== RECORDED INFORMATION

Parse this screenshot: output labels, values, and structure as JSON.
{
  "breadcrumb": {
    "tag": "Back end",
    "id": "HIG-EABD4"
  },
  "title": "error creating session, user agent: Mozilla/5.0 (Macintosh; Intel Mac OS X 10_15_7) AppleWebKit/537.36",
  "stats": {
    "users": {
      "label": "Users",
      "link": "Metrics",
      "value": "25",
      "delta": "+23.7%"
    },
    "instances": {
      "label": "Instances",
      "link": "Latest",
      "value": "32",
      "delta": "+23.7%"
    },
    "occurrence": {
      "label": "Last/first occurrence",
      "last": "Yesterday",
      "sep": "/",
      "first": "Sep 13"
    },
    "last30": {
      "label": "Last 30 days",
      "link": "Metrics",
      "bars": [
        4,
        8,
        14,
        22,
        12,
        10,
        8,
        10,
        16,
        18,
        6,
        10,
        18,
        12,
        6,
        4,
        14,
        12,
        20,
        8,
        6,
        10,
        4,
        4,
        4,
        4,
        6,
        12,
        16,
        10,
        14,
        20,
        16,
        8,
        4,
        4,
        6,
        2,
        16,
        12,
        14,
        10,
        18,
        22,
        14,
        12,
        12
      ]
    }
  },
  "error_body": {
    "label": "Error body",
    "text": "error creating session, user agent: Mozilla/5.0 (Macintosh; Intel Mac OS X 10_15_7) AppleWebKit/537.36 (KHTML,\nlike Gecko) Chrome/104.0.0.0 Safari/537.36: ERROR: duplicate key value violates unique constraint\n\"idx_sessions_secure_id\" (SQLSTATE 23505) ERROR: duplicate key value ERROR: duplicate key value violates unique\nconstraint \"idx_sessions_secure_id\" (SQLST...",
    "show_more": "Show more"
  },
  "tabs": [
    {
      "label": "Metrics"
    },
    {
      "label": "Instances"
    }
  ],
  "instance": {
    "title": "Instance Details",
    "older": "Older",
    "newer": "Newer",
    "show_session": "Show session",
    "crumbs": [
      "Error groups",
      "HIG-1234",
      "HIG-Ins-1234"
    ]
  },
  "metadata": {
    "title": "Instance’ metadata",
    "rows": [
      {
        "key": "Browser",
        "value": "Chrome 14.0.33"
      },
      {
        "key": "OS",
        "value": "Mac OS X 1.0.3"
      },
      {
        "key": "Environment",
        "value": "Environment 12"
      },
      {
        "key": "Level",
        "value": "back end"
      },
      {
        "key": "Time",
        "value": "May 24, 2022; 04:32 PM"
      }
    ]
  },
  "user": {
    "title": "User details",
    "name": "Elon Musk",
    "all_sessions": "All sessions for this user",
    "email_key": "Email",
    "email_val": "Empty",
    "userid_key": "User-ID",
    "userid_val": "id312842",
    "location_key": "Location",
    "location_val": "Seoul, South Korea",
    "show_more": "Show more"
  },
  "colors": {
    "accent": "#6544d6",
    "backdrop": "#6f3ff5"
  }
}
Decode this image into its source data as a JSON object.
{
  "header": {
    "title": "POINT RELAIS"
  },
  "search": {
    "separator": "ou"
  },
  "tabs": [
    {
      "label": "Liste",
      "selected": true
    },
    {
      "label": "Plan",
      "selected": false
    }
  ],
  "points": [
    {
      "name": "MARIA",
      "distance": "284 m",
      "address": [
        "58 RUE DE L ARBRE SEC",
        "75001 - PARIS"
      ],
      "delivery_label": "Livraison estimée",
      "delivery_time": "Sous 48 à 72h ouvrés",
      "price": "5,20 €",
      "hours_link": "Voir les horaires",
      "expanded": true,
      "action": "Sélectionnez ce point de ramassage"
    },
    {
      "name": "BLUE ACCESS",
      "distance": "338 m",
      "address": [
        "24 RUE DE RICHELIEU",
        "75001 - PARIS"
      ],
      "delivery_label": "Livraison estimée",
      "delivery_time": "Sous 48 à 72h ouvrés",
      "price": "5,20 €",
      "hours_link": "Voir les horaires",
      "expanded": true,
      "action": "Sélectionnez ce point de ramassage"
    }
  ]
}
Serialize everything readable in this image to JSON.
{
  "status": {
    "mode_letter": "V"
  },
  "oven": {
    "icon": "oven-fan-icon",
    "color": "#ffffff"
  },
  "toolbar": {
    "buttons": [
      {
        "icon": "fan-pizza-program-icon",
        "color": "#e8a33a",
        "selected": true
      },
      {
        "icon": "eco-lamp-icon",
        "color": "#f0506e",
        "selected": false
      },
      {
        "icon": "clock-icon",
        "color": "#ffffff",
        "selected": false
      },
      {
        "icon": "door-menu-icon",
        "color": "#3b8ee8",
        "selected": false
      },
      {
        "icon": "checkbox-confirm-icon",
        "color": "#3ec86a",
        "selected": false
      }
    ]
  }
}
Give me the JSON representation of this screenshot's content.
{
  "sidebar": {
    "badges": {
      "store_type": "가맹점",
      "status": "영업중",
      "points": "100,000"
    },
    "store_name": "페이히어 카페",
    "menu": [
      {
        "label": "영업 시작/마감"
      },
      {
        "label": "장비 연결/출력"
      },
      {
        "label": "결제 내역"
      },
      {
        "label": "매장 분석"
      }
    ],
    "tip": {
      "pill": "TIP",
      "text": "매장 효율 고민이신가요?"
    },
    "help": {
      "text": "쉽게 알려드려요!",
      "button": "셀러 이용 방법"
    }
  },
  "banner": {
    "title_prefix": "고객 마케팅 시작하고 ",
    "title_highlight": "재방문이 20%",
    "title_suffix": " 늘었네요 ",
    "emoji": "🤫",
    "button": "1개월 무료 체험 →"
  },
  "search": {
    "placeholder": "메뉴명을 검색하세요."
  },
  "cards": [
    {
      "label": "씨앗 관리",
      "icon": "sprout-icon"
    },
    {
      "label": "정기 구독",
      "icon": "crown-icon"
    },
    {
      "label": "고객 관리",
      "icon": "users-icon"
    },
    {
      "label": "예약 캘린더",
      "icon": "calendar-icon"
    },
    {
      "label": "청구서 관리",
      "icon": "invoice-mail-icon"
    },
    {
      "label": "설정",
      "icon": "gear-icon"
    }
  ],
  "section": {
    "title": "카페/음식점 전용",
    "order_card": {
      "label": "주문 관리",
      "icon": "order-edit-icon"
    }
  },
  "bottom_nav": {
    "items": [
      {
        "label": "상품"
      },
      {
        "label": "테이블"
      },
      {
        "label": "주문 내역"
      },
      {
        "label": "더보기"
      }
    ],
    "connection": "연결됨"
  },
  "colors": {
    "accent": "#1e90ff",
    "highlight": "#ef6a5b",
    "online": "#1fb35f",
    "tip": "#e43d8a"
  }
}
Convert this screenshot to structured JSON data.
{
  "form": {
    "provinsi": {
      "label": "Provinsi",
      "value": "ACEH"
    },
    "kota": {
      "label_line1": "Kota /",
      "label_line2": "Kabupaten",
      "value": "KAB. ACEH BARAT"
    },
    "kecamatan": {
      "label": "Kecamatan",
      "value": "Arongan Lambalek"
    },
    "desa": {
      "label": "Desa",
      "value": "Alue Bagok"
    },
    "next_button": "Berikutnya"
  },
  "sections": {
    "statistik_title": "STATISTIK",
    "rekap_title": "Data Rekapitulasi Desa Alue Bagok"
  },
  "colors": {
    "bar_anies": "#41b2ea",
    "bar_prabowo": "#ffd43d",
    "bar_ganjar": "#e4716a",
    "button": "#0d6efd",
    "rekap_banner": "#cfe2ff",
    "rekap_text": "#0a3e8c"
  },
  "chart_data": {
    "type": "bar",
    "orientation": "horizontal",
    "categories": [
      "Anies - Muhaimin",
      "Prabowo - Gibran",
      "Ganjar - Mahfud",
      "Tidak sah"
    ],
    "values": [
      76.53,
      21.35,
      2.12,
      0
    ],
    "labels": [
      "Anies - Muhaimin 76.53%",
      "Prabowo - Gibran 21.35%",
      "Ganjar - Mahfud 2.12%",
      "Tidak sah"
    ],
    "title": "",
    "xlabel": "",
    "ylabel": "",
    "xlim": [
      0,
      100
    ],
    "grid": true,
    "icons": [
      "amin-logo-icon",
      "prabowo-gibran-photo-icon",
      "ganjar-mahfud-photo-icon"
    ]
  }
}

====

WHAT THE TASK ASKS —
Pick out every line holding the string "this" and return it.

TASK RESPONSE —
Parse this screenshot: output labels, values, and structure as JSON.
    "all_sessions": "All sessions for this user",
Decode this image into its source data as a JSON object.
Serialize everything readable in this image to JSON.
Give me the JSON representation of this screenshot's content.
Convert this screenshot to structured JSON data.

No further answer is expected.